[LISTED ENTRIES start]

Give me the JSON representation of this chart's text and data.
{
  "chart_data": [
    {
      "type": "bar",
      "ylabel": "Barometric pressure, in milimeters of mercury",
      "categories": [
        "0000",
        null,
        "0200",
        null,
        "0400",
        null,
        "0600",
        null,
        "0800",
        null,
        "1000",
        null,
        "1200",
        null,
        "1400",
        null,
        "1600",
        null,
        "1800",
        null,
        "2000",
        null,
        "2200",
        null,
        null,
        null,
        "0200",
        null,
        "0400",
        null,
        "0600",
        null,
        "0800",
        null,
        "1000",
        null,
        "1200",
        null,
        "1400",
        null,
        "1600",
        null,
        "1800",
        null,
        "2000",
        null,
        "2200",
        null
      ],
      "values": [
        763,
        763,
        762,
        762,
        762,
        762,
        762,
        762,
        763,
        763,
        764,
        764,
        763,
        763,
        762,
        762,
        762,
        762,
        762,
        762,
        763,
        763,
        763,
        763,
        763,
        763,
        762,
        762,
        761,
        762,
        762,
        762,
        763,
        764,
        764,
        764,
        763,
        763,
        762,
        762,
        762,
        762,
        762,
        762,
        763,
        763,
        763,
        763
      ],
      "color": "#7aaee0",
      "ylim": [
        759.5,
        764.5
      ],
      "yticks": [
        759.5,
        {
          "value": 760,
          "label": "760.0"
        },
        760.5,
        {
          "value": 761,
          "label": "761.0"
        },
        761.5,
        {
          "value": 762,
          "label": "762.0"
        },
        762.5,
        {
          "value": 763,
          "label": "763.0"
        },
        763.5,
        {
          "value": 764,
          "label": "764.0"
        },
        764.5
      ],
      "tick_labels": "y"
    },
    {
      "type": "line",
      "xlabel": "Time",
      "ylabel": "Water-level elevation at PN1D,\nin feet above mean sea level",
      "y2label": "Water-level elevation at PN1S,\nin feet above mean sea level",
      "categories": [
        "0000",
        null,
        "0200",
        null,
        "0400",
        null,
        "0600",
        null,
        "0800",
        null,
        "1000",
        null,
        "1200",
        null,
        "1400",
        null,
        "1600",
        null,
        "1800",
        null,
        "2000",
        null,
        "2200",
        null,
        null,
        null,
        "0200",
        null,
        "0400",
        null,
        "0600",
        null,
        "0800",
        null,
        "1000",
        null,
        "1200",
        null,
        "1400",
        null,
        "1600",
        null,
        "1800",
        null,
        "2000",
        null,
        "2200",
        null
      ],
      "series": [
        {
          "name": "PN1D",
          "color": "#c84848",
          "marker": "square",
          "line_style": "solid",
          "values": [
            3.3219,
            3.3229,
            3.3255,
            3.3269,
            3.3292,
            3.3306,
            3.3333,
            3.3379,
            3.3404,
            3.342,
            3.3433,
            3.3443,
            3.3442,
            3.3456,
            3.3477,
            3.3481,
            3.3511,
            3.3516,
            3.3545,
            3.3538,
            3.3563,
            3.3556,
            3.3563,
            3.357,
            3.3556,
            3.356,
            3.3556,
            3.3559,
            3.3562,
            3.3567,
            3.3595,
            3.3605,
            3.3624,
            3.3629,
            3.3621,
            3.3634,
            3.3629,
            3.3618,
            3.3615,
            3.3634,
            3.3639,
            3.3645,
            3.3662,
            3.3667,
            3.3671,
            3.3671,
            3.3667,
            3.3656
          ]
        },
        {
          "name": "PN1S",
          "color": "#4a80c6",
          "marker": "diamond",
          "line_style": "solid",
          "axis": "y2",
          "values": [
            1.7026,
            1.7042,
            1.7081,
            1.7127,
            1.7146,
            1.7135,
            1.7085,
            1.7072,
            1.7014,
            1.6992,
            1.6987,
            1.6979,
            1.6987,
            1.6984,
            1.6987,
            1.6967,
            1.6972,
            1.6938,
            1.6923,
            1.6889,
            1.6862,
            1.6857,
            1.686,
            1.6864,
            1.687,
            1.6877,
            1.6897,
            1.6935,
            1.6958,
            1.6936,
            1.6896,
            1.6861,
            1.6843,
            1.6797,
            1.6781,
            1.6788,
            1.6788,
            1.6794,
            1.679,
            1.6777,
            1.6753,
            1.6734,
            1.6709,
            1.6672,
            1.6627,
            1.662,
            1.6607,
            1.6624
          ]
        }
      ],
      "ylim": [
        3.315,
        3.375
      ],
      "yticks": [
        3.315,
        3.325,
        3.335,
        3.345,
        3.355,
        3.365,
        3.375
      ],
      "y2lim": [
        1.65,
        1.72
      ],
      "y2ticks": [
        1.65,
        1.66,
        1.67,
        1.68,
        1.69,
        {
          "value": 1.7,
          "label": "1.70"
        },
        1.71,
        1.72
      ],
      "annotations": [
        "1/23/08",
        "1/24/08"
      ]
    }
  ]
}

[LISTED ENTRIES end]

### STATED GOAL:
Return every entry verbatim.

### WRITTEN REPLY:
Give me the JSON representation of this chart's text and data.
{
  "chart_data": [
    {
      "type": "bar",
      "ylabel": "Barometric pressure, in milimeters of mercury",
      "categories": [
        "0000",
        null,
        "0200",
        null,
        "0400",
        null,
        "0600",
        null,
        "0800",
        null,
        "1000",
        null,
        "1200",
        null,
        "1400",
        null,
        "1600",
        null,
        "1800",
        null,
        "2000",
        null,
        "2200",
        null,
        null,
        null,
        "0200",
        null,
        "0400",
        null,
        "0600",
        null,
        "0800",
        null,
        "1000",
        null,
        "1200",
        null,
        "1400",
        null,
        "1600",
        null,
        "1800",
        null,
        "2000",
        null,
        "2200",
        null
      ],
      "values": [
        763,
        763,
        762,
        762,
        762,
        762,
        762,
        762,
        763,
        763,
        764,
        764,
        763,
        763,
        762,
        762,
        762,
        762,
        762,
        762,
        763,
        763,
        763,
        763,
        763,
        763,
        762,
        762,
        761,
        762,
        762,
        762,
        763,
        764,
        764,
        764,
        763,
        763,
        762,
        762,
        762,
        762,
        762,
        762,
        763,
        763,
        763,
        763
      ],
      "color": "#7aaee0",
      "ylim": [
        759.5,
        764.5
      ],
      "yticks": [
        759.5,
        {
          "value": 760,
          "label": "760.0"
        },
        760.5,
        {
          "value": 761,
          "label": "761.0"
        },
        761.5,
        {
          "value": 762,
          "label": "762.0"
        },
        762.5,
        {
          "value": 763,
          "label": "763.0"
        },
        763.5,
        {
          "value": 764,
          "label": "764.0"
        },
        764.5
      ],
      "tick_labels": "y"
    },
    {
      "type": "line",
      "xlabel": "Time",
      "ylabel": "Water-level elevation at PN1D,\nin feet above mean sea level",
      "y2label": "Water-level elevation at PN1S,\nin feet above mean sea level",
      "categories": [
        "0000",
        null,
        "0200",
        null,
        "0400",
        null,
        "0600",
        null,
        "0800",
        null,
        "1000",
        null,
        "1200",
        null,
        "1400",
        null,
        "1600",
        null,
        "1800",
        null,
        "2000",
        null,
        "2200",
        null,
        null,
        null,
        "0200",
        null,
        "0400",
        null,
        "0600",
        null,
        "0800",
        null,
        "1000",
        null,
        "1200",
        null,
        "1400",
        null,
        "1600",
        null,
        "1800",
        null,
        "2000",
        null,
        "2200",
        null
      ],
      "series": [
        {
          "name": "PN1D",
          "color": "#c84848",
          "marker": "square",
          "line_style": "solid",
          "values": [
            3.3219,
            3.3229,
            3.3255,
            3.3269,
            3.3292,
            3.3306,
            3.3333,
            3.3379,
            3.3404,
            3.342,
            3.3433,
            3.3443,
            3.3442,
            3.3456,
            3.3477,
            3.3481,
            3.3511,
            3.3516,
            3.3545,
            3.3538,
            3.3563,
            3.3556,
            3.3563,
            3.357,
            3.3556,
            3.356,
            3.3556,
            3.3559,
            3.3562,
            3.3567,
            3.3595,
            3.3605,
            3.3624,
            3.3629,
            3.3621,
            3.3634,
            3.3629,
            3.3618,
            3.3615,
            3.3634,
            3.3639,
            3.3645,
            3.3662,
            3.3667,
            3.3671,
            3.3671,
            3.3667,
            3.3656
          ]
        },
        {
          "name": "PN1S",
          "color": "#4a80c6",
          "marker": "diamond",
          "line_style": "solid",
          "axis": "y2",
          "values": [
            1.7026,
            1.7042,
            1.7081,
            1.7127,
            1.7146,
            1.7135,
            1.7085,
            1.7072,
            1.7014,
            1.6992,
            1.6987,
            1.6979,
            1.6987,
            1.6984,
            1.6987,
            1.6967,
            1.6972,
            1.6938,
            1.6923,
            1.6889,
            1.6862,
            1.6857,
            1.686,
            1.6864,
            1.687,
            1.6877,
            1.6897,
            1.6935,
            1.6958,
            1.6936,
            1.6896,
            1.6861,
            1.6843,
            1.6797,
            1.6781,
            1.6788,
            1.6788,
            1.6794,
            1.679,
            1.6777,
            1.6753,
            1.6734,
            1.6709,
            1.6672,
            1.6627,
            1.662,
            1.6607,
            1.6624
          ]
        }
      ],
      "ylim": [
        3.315,
        3.375
      ],
      "yticks": [
        3.315,
        3.325,
        3.335,
        3.345,
        3.355,
        3.365,
        3.375
      ],
      "y2lim": [
        1.65,
        1.72
      ],
      "y2ticks": [
        1.65,
        1.66,
        1.67,
        1.68,
        1.69,
        {
          "value": 1.7,
          "label": "1.70"
        },
        1.71,
        1.72
      ],
      "annotations": [
        "1/23/08",
        "1/24/08"
      ]
    }
  ]
}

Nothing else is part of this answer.